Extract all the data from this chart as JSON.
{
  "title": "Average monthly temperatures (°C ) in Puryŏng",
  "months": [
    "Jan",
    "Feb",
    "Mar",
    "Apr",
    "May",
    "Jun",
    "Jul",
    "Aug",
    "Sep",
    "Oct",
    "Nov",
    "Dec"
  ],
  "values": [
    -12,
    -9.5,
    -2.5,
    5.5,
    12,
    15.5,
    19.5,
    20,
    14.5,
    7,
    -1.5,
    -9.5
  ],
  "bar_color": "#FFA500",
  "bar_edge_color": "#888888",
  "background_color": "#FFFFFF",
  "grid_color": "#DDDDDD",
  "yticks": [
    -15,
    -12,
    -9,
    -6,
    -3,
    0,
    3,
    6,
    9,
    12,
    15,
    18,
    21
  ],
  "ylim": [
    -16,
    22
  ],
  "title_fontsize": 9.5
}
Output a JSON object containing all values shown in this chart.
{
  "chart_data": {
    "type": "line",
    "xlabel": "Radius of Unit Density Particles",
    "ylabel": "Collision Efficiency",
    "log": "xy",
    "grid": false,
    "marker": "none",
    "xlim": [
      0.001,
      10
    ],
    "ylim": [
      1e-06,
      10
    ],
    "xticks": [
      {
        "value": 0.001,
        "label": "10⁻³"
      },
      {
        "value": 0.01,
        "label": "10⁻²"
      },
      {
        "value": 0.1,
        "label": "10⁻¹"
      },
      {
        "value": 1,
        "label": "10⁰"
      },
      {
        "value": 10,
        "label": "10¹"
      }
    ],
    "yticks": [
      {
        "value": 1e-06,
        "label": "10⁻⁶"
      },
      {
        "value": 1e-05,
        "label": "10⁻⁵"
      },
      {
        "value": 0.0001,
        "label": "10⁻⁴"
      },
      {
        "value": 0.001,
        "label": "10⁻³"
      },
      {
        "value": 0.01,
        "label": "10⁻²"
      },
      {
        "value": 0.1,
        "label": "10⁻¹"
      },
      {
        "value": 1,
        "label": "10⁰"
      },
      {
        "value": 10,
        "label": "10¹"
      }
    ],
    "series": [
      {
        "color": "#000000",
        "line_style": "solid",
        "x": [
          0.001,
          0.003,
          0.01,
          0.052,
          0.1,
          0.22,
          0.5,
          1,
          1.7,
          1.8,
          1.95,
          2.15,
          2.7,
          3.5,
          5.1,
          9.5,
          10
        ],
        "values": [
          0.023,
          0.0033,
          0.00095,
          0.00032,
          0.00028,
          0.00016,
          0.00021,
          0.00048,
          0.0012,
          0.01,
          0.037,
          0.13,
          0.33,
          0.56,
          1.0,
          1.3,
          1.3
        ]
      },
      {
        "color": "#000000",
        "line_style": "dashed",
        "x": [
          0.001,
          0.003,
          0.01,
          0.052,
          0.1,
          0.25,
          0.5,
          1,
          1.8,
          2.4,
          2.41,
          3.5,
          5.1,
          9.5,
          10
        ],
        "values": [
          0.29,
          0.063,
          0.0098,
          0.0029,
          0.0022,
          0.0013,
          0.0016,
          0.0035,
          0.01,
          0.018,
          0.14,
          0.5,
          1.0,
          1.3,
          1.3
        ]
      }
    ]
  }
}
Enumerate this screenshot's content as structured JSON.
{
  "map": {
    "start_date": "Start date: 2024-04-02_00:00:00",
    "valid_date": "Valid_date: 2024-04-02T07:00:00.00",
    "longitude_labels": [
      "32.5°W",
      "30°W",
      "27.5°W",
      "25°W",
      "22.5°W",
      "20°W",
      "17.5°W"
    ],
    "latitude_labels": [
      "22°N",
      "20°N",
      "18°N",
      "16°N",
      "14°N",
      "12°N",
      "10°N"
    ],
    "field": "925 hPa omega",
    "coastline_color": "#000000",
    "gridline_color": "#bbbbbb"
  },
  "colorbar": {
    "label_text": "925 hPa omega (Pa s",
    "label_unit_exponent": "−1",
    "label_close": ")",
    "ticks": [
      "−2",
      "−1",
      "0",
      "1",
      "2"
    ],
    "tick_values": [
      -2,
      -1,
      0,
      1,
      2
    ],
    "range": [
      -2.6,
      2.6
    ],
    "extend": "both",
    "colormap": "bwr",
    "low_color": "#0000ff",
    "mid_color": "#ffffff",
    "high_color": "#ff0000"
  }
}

---

*GIVEN TASK*
Write out the lines above from the one containing "Enumerate this screenshot's" through the last, exactly as they are.

*THE SOLUTION*
Enumerate this screenshot's content as structured JSON.
{
  "map": {
    "start_date": "Start date: 2024-04-02_00:00:00",
    "valid_date": "Valid_date: 2024-04-02T07:00:00.00",
    "longitude_labels": [
      "32.5°W",
      "30°W",
      "27.5°W",
      "25°W",
      "22.5°W",
      "20°W",
      "17.5°W"
    ],
    "latitude_labels": [
      "22°N",
      "20°N",
      "18°N",
      "16°N",
      "14°N",
      "12°N",
      "10°N"
    ],
    "field": "925 hPa omega",
    "coastline_color": "#000000",
    "gridline_color": "#bbbbbb"
  },
  "colorbar": {
    "label_text": "925 hPa omega (Pa s",
    "label_unit_exponent": "−1",
    "label_close": ")",
    "ticks": [
      "−2",
      "−1",
      "0",
      "1",
      "2"
    ],
    "tick_values": [
      -2,
      -1,
      0,
      1,
      2
    ],
    "range": [
      -2.6,
      2.6
    ],
    "extend": "both",
    "colormap": "bwr",
    "low_color": "#0000ff",
    "mid_color": "#ffffff",
    "high_color": "#ff0000"
  }
}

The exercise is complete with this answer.